_Exercise brief_. Arrange the rows as a numbered list, starting with the first row and ending with the row that contains "y-tick-label: −0.25 [18, 445, 73, 466]", with blank lines left out.
● ● ● ● ● ● ●
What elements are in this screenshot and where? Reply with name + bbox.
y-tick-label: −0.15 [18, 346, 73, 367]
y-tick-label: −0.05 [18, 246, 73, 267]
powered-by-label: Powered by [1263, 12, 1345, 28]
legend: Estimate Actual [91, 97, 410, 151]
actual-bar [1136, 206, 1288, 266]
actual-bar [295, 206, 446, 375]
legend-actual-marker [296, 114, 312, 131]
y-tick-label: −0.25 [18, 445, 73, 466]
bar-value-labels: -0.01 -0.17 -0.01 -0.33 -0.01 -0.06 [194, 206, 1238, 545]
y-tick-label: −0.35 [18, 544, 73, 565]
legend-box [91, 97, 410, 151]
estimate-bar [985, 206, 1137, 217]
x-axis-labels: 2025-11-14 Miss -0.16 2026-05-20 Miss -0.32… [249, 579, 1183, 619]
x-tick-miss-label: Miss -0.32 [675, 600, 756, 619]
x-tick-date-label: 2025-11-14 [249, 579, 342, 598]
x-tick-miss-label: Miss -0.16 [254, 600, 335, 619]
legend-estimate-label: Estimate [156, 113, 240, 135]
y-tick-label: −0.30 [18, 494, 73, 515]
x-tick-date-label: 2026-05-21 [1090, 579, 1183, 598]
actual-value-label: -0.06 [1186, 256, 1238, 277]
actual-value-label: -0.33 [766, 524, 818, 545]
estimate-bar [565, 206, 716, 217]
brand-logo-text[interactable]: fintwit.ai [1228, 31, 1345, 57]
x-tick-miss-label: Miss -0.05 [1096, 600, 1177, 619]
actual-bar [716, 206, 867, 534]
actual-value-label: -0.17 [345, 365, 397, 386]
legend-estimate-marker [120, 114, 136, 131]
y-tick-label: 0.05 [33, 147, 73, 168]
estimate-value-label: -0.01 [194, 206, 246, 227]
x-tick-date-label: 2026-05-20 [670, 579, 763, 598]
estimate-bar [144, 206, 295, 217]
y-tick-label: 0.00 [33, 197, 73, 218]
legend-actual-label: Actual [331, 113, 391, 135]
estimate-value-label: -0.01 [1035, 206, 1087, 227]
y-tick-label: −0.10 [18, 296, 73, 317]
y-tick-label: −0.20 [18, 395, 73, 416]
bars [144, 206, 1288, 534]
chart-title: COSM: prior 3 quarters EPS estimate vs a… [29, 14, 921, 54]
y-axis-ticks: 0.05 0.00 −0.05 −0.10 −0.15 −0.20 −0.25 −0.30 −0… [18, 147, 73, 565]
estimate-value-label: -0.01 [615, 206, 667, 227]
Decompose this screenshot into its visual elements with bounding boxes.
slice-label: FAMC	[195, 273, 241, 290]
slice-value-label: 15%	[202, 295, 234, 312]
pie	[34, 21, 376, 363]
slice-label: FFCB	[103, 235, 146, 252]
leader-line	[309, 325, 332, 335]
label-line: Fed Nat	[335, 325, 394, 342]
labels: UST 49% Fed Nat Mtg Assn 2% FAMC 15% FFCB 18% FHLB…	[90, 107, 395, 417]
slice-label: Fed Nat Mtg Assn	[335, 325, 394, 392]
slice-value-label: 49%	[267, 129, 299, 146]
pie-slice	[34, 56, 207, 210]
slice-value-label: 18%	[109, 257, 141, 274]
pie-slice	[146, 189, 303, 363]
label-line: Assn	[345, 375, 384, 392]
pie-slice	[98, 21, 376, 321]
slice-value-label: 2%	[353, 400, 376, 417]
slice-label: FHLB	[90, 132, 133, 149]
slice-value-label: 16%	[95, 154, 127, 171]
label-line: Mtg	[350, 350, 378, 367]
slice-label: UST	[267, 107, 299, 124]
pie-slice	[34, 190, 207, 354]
● ● ● ● ● ● ●
_Solution to this task_.
1. What elements are in this screenshot and where? Reply with name + bbox.
2. y-tick-label: −0.15 [18, 346, 73, 367]
3. y-tick-label: −0.05 [18, 246, 73, 267]
4. powered-by-label: Powered by [1263, 12, 1345, 28]
5. legend: Estimate Actual [91, 97, 410, 151]
6. actual-bar [1136, 206, 1288, 266]
7. actual-bar [295, 206, 446, 375]
8. legend-actual-marker [296, 114, 312, 131]
9. y-tick-label: −0.25 [18, 445, 73, 466]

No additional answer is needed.